DATASET CONTENT -
========================================
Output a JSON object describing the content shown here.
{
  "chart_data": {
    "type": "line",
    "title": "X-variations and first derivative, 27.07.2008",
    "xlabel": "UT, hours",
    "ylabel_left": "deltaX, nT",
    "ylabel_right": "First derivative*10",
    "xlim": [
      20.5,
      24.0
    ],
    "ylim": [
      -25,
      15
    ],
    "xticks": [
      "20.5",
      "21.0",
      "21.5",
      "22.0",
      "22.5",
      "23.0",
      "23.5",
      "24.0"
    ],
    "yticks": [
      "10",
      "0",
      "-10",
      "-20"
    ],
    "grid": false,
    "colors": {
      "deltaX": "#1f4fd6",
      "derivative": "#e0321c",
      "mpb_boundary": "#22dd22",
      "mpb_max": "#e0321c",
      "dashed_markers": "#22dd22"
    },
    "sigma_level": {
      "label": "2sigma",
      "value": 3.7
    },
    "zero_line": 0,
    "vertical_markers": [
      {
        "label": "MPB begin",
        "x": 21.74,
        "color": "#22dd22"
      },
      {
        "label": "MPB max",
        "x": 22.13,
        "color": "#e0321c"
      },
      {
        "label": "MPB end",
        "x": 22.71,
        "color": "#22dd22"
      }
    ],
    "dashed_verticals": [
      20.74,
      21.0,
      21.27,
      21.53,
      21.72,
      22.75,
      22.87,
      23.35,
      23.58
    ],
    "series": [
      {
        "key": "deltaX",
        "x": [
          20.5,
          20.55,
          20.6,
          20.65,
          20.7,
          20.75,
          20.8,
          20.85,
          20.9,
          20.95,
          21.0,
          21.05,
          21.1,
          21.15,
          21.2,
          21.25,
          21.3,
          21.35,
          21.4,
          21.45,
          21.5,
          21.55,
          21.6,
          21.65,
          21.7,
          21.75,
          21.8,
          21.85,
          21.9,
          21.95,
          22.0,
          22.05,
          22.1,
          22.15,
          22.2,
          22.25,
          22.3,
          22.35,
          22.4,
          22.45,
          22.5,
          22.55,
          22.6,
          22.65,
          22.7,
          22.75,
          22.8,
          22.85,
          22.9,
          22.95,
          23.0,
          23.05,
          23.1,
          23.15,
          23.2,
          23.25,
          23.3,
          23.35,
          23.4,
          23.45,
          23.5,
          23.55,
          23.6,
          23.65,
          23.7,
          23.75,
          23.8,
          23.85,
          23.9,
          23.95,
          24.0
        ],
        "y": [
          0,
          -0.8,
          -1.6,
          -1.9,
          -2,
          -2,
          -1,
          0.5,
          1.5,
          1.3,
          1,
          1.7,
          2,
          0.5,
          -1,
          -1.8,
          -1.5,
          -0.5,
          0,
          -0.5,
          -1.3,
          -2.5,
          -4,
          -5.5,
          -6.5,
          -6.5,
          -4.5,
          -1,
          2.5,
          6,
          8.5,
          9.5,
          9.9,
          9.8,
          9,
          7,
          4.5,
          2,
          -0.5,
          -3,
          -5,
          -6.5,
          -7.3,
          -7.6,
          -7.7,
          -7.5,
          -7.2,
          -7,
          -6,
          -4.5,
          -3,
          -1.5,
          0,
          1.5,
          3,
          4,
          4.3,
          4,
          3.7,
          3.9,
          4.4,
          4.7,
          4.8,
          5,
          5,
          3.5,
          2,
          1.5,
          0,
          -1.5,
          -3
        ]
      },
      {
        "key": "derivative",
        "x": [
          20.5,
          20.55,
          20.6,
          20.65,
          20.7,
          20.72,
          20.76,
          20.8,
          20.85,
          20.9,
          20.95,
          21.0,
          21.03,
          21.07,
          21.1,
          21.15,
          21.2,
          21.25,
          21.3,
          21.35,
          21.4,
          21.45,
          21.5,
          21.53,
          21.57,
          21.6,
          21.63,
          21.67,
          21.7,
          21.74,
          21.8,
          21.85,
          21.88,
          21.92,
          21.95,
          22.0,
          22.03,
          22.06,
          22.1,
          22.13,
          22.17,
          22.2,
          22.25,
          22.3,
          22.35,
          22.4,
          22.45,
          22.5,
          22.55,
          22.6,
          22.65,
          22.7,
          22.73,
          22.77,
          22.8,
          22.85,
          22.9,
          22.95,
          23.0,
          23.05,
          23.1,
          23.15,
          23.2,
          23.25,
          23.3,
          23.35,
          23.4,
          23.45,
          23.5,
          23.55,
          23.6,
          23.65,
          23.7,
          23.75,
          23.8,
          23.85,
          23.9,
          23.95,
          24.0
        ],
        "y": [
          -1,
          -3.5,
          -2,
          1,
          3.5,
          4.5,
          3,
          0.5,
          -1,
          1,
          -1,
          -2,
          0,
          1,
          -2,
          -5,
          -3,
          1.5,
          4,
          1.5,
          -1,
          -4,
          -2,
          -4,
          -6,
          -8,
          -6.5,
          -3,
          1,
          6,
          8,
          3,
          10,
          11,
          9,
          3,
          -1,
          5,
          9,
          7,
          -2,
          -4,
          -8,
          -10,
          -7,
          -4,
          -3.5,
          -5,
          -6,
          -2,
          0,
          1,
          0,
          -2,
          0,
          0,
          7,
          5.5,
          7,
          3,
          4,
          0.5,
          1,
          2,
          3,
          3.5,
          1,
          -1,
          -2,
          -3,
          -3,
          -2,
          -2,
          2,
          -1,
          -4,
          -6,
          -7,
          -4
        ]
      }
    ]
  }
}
========================================
WHAT IS ASKED - Write out the full listing exactly as given.

TASK ANSWER -
Output a JSON object describing the content shown here.
{
  "chart_data": {
    "type": "line",
    "title": "X-variations and first derivative, 27.07.2008",
    "xlabel": "UT, hours",
    "ylabel_left": "deltaX, nT",
    "ylabel_right": "First derivative*10",
    "xlim": [
      20.5,
      24.0
    ],
    "ylim": [
      -25,
      15
    ],
    "xticks": [
      "20.5",
      "21.0",
      "21.5",
      "22.0",
      "22.5",
      "23.0",
      "23.5",
      "24.0"
    ],
    "yticks": [
      "10",
      "0",
      "-10",
      "-20"
    ],
    "grid": false,
    "colors": {
      "deltaX": "#1f4fd6",
      "derivative": "#e0321c",
      "mpb_boundary": "#22dd22",
      "mpb_max": "#e0321c",
      "dashed_markers": "#22dd22"
    },
    "sigma_level": {
      "label": "2sigma",
      "value": 3.7
    },
    "zero_line": 0,
    "vertical_markers": [
      {
        "label": "MPB begin",
        "x": 21.74,
        "color": "#22dd22"
      },
      {
        "label": "MPB max",
        "x": 22.13,
        "color": "#e0321c"
      },
      {
        "label": "MPB end",
        "x": 22.71,
        "color": "#22dd22"
      }
    ],
    "dashed_verticals": [
      20.74,
      21.0,
      21.27,
      21.53,
      21.72,
      22.75,
      22.87,
      23.35,
      23.58
    ],
    "series": [
      {
        "key": "deltaX",
        "x": [
          20.5,
          20.55,
          20.6,
          20.65,
          20.7,
          20.75,
          20.8,
          20.85,
          20.9,
          20.95,
          21.0,
          21.05,
          21.1,
          21.15,
          21.2,
          21.25,
          21.3,
          21.35,
          21.4,
          21.45,
          21.5,
          21.55,
          21.6,
          21.65,
          21.7,
          21.75,
          21.8,
          21.85,
          21.9,
          21.95,
          22.0,
          22.05,
          22.1,
          22.15,
          22.2,
          22.25,
          22.3,
          22.35,
          22.4,
          22.45,
          22.5,
          22.55,
          22.6,
          22.65,
          22.7,
          22.75,
          22.8,
          22.85,
          22.9,
          22.95,
          23.0,
          23.05,
          23.1,
          23.15,
          23.2,
          23.25,
          23.3,
          23.35,
          23.4,
          23.45,
          23.5,
          23.55,
          23.6,
          23.65,
          23.7,
          23.75,
          23.8,
          23.85,
          23.9,
          23.95,
          24.0
        ],
        "y": [
          0,
          -0.8,
          -1.6,
          -1.9,
          -2,
          -2,
          -1,
          0.5,
          1.5,
          1.3,
          1,
          1.7,
          2,
          0.5,
          -1,
          -1.8,
          -1.5,
          -0.5,
          0,
          -0.5,
          -1.3,
          -2.5,
          -4,
          -5.5,
          -6.5,
          -6.5,
          -4.5,
          -1,
          2.5,
          6,
          8.5,
          9.5,
          9.9,
          9.8,
          9,
          7,
          4.5,
          2,
          -0.5,
          -3,
          -5,
          -6.5,
          -7.3,
          -7.6,
          -7.7,
          -7.5,
          -7.2,
          -7,
          -6,
          -4.5,
          -3,
          -1.5,
          0,
          1.5,
          3,
          4,
          4.3,
          4,
          3.7,
          3.9,
          4.4,
          4.7,
          4.8,
          5,
          5,
          3.5,
          2,
          1.5,
          0,
          -1.5,
          -3
        ]
      },
      {
        "key": "derivative",
        "x": [
          20.5,
          20.55,
          20.6,
          20.65,
          20.7,
          20.72,
          20.76,
          20.8,
          20.85,
          20.9,
          20.95,
          21.0,
          21.03,
          21.07,
          21.1,
          21.15,
          21.2,
          21.25,
          21.3,
          21.35,
          21.4,
          21.45,
          21.5,
          21.53,
          21.57,
          21.6,
          21.63,
          21.67,
          21.7,
          21.74,
          21.8,
          21.85,
          21.88,
          21.92,
          21.95,
          22.0,
          22.03,
          22.06,
          22.1,
          22.13,
          22.17,
          22.2,
          22.25,
          22.3,
          22.35,
          22.4,
          22.45,
          22.5,
          22.55,
          22.6,
          22.65,
          22.7,
          22.73,
          22.77,
          22.8,
          22.85,
          22.9,
          22.95,
          23.0,
          23.05,
          23.1,
          23.15,
          23.2,
          23.25,
          23.3,
          23.35,
          23.4,
          23.45,
          23.5,
          23.55,
          23.6,
          23.65,
          23.7,
          23.75,
          23.8,
          23.85,
          23.9,
          23.95,
          24.0
        ],
        "y": [
          -1,
          -3.5,
          -2,
          1,
          3.5,
          4.5,
          3,
          0.5,
          -1,
          1,
          -1,
          -2,
          0,
          1,
          -2,
          -5,
          -3,
          1.5,
          4,
          1.5,
          -1,
          -4,
          -2,
          -4,
          -6,
          -8,
          -6.5,
          -3,
          1,
          6,
          8,
          3,
          10,
          11,
          9,
          3,
          -1,
          5,
          9,
          7,
          -2,
          -4,
          -8,
          -10,
          -7,
          -4,
          -3.5,
          -5,
          -6,
          -2,
          0,
          1,
          0,
          -2,
          0,
          0,
          7,
          5.5,
          7,
          3,
          4,
          0.5,
          1,
          2,
          3,
          3.5,
          1,
          -1,
          -2,
          -3,
          -3,
          -2,
          -2,
          2,
          -1,
          -4,
          -6,
          -7,
          -4
        ]
      }
    ]
  }
}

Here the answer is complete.